EXERCISE TASK: Print all the data, keeping every line exactly as it is.
■ ■ ■ ■
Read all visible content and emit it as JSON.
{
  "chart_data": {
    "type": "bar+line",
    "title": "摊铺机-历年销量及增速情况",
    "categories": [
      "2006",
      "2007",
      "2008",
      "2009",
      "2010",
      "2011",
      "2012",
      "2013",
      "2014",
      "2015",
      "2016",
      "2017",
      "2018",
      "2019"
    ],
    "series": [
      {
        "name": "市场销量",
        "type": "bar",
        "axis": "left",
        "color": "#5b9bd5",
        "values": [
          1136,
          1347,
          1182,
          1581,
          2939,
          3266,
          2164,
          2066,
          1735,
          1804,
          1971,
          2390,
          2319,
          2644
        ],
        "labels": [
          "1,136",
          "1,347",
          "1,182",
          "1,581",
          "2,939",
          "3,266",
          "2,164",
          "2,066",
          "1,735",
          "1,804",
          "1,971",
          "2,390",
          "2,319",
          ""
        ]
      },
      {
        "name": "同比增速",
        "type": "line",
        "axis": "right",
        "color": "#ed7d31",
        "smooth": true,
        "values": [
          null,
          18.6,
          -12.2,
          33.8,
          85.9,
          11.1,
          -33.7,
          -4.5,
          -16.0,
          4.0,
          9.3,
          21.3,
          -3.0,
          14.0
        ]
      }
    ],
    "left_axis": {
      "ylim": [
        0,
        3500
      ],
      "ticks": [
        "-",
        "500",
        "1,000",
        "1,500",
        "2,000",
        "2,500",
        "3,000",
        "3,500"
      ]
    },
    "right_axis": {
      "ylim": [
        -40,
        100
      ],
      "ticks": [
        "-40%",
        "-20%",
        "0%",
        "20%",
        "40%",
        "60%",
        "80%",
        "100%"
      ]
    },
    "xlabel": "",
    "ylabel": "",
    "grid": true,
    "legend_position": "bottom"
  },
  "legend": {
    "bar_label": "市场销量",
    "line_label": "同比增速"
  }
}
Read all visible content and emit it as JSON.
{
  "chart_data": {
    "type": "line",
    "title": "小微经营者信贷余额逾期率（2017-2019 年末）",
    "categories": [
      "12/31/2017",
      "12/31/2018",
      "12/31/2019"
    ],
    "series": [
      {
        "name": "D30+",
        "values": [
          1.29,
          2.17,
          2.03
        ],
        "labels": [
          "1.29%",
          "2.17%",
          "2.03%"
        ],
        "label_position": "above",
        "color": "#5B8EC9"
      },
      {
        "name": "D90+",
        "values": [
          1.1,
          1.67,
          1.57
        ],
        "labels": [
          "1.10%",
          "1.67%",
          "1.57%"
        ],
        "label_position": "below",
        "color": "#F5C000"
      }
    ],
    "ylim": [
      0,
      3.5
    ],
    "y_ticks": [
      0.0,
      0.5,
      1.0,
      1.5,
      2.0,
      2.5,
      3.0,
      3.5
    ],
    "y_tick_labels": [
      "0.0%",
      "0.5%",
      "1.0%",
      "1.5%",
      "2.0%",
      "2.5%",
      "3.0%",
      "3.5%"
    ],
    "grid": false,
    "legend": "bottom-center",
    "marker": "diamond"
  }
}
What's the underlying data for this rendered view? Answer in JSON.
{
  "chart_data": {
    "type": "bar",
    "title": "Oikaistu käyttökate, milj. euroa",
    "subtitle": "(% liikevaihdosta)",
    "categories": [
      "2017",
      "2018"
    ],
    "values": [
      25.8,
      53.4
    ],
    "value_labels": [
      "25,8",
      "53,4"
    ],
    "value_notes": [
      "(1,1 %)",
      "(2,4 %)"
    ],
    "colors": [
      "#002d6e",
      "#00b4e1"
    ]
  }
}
■ ■ ■ ■
SOLUTION TO THIS EXERCISE:
Read all visible content and emit it as JSON.
{
  "chart_data": {
    "type": "bar+line",
    "title": "摊铺机-历年销量及增速情况",
    "categories": [
      "2006",
      "2007",
      "2008",
      "2009",
      "2010",
      "2011",
      "2012",
      "2013",
      "2014",
      "2015",
      "2016",
      "2017",
      "2018",
      "2019"
    ],
    "series": [
      {
        "name": "市场销量",
        "type": "bar",
        "axis": "left",
        "color": "#5b9bd5",
        "values": [
          1136,
          1347,
          1182,
          1581,
          2939,
          3266,
          2164,
          2066,
          1735,
          1804,
          1971,
          2390,
          2319,
          2644
        ],
        "labels": [
          "1,136",
          "1,347",
          "1,182",
          "1,581",
          "2,939",
          "3,266",
          "2,164",
          "2,066",
          "1,735",
          "1,804",
          "1,971",
          "2,390",
          "2,319",
          ""
        ]
      },
      {
        "name": "同比增速",
        "type": "line",
        "axis": "right",
        "color": "#ed7d31",
        "smooth": true,
        "values": [
          null,
          18.6,
          -12.2,
          33.8,
          85.9,
          11.1,
          -33.7,
          -4.5,
          -16.0,
          4.0,
          9.3,
          21.3,
          -3.0,
          14.0
        ]
      }
    ],
    "left_axis": {
      "ylim": [
        0,
        3500
      ],
      "ticks": [
        "-",
        "500",
        "1,000",
        "1,500",
        "2,000",
        "2,500",
        "3,000",
        "3,500"
      ]
    },
    "right_axis": {
      "ylim": [
        -40,
        100
      ],
      "ticks": [
        "-40%",
        "-20%",
        "0%",
        "20%",
        "40%",
        "60%",
        "80%",
        "100%"
      ]
    },
    "xlabel": "",
    "ylabel": "",
    "grid": true,
    "legend_position": "bottom"
  },
  "legend": {
    "bar_label": "市场销量",
    "line_label": "同比增速"
  }
}
Read all visible content and emit it as JSON.
{
  "chart_data": {
    "type": "line",
    "title": "小微经营者信贷余额逾期率（2017-2019 年末）",
    "categories": [
      "12/31/2017",
      "12/31/2018",
      "12/31/2019"
    ],
    "series": [
      {
        "name": "D30+",
        "values": [
          1.29,
          2.17,
          2.03
        ],
        "labels": [
          "1.29%",
          "2.17%",
          "2.03%"
        ],
        "label_position": "above",
        "color": "#5B8EC9"
      },
      {
        "name": "D90+",
        "values": [
          1.1,
          1.67,
          1.57
        ],
        "labels": [
          "1.10%",
          "1.67%",
          "1.57%"
        ],
        "label_position": "below",
        "color": "#F5C000"
      }
    ],
    "ylim": [
      0,
      3.5
    ],
    "y_ticks": [
      0.0,
      0.5,
      1.0,
      1.5,
      2.0,
      2.5,
      3.0,
      3.5
    ],
    "y_tick_labels": [
      "0.0%",
      "0.5%",
      "1.0%",
      "1.5%",
      "2.0%",
      "2.5%",
      "3.0%",
      "3.5%"
    ],
    "grid": false,
    "legend": "bottom-center",
    "marker": "diamond"
  }
}
What's the underlying data for this rendered view? Answer in JSON.
{
  "chart_data": {
    "type": "bar",
    "title": "Oikaistu käyttökate, milj. euroa",
    "subtitle": "(% liikevaihdosta)",
    "categories": [
      "2017",
      "2018"
    ],
    "values": [
      25.8,
      53.4
    ],
    "value_labels": [
      "25,8",
      "53,4"
    ],
    "value_notes": [
      "(1,1 %)",
      "(2,4 %)"
    ],
    "colors": [
      "#002d6e",
      "#00b4e1"
    ]
  }
}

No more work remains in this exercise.